==== Entries provided
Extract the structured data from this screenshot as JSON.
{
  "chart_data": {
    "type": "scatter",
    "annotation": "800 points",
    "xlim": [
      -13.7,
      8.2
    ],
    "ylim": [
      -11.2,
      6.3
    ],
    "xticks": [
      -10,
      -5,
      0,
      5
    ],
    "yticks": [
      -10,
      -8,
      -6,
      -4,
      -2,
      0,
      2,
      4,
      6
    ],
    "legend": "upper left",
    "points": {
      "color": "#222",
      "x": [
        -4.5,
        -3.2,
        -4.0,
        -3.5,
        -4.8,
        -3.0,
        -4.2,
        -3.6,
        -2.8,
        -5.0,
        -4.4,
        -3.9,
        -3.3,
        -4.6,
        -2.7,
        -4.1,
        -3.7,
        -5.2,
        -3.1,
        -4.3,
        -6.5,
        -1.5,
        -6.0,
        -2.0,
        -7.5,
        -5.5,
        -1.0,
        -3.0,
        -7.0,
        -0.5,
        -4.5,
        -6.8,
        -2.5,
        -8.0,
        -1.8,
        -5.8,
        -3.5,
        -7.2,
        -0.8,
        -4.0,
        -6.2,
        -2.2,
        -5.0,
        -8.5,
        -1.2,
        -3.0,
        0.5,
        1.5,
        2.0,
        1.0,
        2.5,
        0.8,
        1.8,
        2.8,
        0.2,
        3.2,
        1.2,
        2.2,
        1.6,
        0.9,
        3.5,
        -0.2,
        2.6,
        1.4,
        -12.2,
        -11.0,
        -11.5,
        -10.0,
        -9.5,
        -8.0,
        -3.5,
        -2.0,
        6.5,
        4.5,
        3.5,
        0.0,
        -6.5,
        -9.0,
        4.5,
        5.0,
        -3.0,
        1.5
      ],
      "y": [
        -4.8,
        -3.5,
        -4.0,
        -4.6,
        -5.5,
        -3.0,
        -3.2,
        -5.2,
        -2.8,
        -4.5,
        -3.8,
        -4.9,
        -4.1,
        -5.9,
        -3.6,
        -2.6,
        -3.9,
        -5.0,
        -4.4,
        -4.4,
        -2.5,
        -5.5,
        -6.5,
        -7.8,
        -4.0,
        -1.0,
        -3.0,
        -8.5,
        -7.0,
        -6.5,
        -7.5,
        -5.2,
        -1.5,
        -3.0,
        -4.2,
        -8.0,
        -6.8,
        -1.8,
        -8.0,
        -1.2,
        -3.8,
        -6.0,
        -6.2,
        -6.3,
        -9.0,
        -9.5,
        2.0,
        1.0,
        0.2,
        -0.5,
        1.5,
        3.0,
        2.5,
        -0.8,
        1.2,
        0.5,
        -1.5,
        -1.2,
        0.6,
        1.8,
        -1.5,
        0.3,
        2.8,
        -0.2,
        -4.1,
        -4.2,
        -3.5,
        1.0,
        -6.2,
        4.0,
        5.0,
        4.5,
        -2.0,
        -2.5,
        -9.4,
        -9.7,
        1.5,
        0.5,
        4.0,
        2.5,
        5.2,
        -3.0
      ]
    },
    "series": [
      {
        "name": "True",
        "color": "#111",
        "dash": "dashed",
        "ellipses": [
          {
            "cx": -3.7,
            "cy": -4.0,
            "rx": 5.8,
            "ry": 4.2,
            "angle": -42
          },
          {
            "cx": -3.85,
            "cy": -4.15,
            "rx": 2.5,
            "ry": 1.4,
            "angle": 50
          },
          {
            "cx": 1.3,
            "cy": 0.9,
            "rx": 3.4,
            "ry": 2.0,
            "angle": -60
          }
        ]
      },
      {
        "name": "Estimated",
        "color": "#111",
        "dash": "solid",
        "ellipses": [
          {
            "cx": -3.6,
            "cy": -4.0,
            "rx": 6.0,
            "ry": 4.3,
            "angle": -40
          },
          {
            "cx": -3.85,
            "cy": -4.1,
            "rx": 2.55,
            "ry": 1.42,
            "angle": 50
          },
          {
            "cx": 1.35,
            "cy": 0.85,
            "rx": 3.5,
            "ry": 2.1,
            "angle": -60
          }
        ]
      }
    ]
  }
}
========
Return all the data exactly as given.

[Response to this task]
Extract the structured data from this screenshot as JSON.
{
  "chart_data": {
    "type": "scatter",
    "annotation": "800 points",
    "xlim": [
      -13.7,
      8.2
    ],
    "ylim": [
      -11.2,
      6.3
    ],
    "xticks": [
      -10,
      -5,
      0,
      5
    ],
    "yticks": [
      -10,
      -8,
      -6,
      -4,
      -2,
      0,
      2,
      4,
      6
    ],
    "legend": "upper left",
    "points": {
      "color": "#222",
      "x": [
        -4.5,
        -3.2,
        -4.0,
        -3.5,
        -4.8,
        -3.0,
        -4.2,
        -3.6,
        -2.8,
        -5.0,
        -4.4,
        -3.9,
        -3.3,
        -4.6,
        -2.7,
        -4.1,
        -3.7,
        -5.2,
        -3.1,
        -4.3,
        -6.5,
        -1.5,
        -6.0,
        -2.0,
        -7.5,
        -5.5,
        -1.0,
        -3.0,
        -7.0,
        -0.5,
        -4.5,
        -6.8,
        -2.5,
        -8.0,
        -1.8,
        -5.8,
        -3.5,
        -7.2,
        -0.8,
        -4.0,
        -6.2,
        -2.2,
        -5.0,
        -8.5,
        -1.2,
        -3.0,
        0.5,
        1.5,
        2.0,
        1.0,
        2.5,
        0.8,
        1.8,
        2.8,
        0.2,
        3.2,
        1.2,
        2.2,
        1.6,
        0.9,
        3.5,
        -0.2,
        2.6,
        1.4,
        -12.2,
        -11.0,
        -11.5,
        -10.0,
        -9.5,
        -8.0,
        -3.5,
        -2.0,
        6.5,
        4.5,
        3.5,
        0.0,
        -6.5,
        -9.0,
        4.5,
        5.0,
        -3.0,
        1.5
      ],
      "y": [
        -4.8,
        -3.5,
        -4.0,
        -4.6,
        -5.5,
        -3.0,
        -3.2,
        -5.2,
        -2.8,
        -4.5,
        -3.8,
        -4.9,
        -4.1,
        -5.9,
        -3.6,
        -2.6,
        -3.9,
        -5.0,
        -4.4,
        -4.4,
        -2.5,
        -5.5,
        -6.5,
        -7.8,
        -4.0,
        -1.0,
        -3.0,
        -8.5,
        -7.0,
        -6.5,
        -7.5,
        -5.2,
        -1.5,
        -3.0,
        -4.2,
        -8.0,
        -6.8,
        -1.8,
        -8.0,
        -1.2,
        -3.8,
        -6.0,
        -6.2,
        -6.3,
        -9.0,
        -9.5,
        2.0,
        1.0,
        0.2,
        -0.5,
        1.5,
        3.0,
        2.5,
        -0.8,
        1.2,
        0.5,
        -1.5,
        -1.2,
        0.6,
        1.8,
        -1.5,
        0.3,
        2.8,
        -0.2,
        -4.1,
        -4.2,
        -3.5,
        1.0,
        -6.2,
        4.0,
        5.0,
        4.5,
        -2.0,
        -2.5,
        -9.4,
        -9.7,
        1.5,
        0.5,
        4.0,
        2.5,
        5.2,
        -3.0
      ]
    },
    "series": [
      {
        "name": "True",
        "color": "#111",
        "dash": "dashed",
        "ellipses": [
          {
            "cx": -3.7,
            "cy": -4.0,
            "rx": 5.8,
            "ry": 4.2,
            "angle": -42
          },
          {
            "cx": -3.85,
            "cy": -4.15,
            "rx": 2.5,
            "ry": 1.4,
            "angle": 50
          },
          {
            "cx": 1.3,
            "cy": 0.9,
            "rx": 3.4,
            "ry": 2.0,
            "angle": -60
          }
        ]
      },
      {
        "name": "Estimated",
        "color": "#111",
        "dash": "solid",
        "ellipses": [
          {
            "cx": -3.6,
            "cy": -4.0,
            "rx": 6.0,
            "ry": 4.3,
            "angle": -40
          },
          {
            "cx": -3.85,
            "cy": -4.1,
            "rx": 2.55,
            "ry": 1.42,
            "angle": 50
          },
          {
            "cx": 1.35,
            "cy": 0.85,
            "rx": 3.5,
            "ry": 2.1,
            "angle": -60
          }
        ]
      }
    ]
  }
}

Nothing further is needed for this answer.